Task goal: From the listing below, extract each line containing the string "Search".
——
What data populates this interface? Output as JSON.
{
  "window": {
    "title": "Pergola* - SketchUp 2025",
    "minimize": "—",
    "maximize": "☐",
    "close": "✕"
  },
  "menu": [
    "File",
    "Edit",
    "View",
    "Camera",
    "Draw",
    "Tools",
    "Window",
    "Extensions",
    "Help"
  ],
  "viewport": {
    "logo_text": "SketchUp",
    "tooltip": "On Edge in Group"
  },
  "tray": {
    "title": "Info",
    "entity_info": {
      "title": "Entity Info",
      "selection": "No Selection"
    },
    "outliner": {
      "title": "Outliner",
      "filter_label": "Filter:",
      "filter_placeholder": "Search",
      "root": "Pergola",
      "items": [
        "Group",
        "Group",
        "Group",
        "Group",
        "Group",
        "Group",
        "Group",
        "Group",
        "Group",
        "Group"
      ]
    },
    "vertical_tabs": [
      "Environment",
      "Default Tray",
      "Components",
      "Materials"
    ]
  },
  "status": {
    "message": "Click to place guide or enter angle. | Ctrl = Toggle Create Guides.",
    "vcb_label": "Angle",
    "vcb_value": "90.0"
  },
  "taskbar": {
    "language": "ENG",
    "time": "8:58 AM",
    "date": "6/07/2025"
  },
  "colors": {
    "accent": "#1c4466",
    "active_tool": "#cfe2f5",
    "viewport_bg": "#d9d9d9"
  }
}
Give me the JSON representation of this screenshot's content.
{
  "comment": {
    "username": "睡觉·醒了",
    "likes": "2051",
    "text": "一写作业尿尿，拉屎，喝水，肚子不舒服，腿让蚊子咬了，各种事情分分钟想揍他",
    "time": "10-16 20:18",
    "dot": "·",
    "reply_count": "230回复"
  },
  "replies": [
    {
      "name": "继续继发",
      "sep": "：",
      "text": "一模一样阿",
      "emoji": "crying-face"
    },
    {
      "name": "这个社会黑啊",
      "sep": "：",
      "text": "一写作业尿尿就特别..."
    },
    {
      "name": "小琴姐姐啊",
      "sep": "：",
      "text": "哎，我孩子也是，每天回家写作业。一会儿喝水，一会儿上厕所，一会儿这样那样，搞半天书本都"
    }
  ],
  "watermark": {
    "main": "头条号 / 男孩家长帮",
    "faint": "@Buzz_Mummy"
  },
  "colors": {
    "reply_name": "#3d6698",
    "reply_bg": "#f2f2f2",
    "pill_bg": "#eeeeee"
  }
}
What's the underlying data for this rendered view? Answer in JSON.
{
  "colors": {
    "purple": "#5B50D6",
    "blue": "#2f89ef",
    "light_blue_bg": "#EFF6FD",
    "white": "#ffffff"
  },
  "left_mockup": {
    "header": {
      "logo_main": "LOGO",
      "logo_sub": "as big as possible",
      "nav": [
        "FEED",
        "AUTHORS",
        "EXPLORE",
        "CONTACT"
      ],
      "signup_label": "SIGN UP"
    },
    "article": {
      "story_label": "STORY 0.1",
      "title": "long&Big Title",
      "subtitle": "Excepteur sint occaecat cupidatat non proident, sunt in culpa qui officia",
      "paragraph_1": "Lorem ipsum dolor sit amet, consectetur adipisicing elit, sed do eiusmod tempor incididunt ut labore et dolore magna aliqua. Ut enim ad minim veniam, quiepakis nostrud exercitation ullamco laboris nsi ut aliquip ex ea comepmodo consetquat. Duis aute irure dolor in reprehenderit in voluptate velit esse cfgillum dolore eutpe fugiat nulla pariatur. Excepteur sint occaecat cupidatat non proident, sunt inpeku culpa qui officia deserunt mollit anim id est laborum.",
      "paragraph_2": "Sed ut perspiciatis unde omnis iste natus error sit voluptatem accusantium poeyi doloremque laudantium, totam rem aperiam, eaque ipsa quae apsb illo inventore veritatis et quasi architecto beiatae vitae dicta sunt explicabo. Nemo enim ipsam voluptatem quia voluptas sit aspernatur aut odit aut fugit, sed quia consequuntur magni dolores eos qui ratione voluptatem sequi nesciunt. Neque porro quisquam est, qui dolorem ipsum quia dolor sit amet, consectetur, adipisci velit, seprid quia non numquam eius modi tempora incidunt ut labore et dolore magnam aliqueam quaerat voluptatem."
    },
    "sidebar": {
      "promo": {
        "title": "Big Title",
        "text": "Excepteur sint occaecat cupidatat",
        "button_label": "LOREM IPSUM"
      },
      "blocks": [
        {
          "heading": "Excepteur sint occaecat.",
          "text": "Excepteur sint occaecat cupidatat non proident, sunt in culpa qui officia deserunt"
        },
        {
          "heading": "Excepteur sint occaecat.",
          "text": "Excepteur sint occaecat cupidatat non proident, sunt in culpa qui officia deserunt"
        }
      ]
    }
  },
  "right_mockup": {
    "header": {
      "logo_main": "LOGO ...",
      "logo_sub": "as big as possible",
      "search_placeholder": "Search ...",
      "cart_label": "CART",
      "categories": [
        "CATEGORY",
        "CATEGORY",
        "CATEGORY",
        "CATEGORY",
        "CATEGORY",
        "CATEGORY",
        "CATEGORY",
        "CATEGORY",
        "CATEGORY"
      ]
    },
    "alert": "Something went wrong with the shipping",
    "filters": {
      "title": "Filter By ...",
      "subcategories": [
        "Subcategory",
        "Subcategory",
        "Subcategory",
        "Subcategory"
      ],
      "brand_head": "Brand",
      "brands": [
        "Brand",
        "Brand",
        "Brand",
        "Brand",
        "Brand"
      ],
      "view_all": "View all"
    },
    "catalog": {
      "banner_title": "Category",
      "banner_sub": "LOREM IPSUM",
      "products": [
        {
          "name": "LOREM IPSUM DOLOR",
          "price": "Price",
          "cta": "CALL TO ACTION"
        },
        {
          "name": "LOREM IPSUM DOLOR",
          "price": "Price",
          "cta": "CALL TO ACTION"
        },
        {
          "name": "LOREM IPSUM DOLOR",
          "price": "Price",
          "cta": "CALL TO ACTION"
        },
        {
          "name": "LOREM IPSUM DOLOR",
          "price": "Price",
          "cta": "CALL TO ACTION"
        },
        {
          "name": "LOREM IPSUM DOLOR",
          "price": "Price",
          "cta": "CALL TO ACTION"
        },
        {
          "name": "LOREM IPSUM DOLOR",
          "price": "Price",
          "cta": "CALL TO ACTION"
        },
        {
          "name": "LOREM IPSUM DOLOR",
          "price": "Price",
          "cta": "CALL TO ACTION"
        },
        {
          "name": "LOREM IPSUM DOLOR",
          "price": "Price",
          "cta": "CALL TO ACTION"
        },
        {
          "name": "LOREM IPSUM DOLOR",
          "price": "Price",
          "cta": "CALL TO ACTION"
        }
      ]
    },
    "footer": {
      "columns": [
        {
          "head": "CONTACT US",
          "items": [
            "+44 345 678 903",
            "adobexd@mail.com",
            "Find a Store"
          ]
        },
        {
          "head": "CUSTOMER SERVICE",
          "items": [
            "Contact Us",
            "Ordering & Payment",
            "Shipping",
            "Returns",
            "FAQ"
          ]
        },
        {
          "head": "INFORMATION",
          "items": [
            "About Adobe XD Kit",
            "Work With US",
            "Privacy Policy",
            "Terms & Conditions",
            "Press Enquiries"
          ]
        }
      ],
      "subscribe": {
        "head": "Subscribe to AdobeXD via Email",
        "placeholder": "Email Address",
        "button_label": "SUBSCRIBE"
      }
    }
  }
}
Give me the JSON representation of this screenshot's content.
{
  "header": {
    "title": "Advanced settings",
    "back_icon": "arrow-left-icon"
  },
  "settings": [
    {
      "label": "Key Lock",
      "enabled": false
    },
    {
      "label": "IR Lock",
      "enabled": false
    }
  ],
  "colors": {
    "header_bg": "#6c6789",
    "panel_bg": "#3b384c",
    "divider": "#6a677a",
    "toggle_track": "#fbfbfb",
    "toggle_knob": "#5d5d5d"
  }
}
——
Written answer:
      "filter_placeholder": "Search",
      "search_placeholder": "Search ...",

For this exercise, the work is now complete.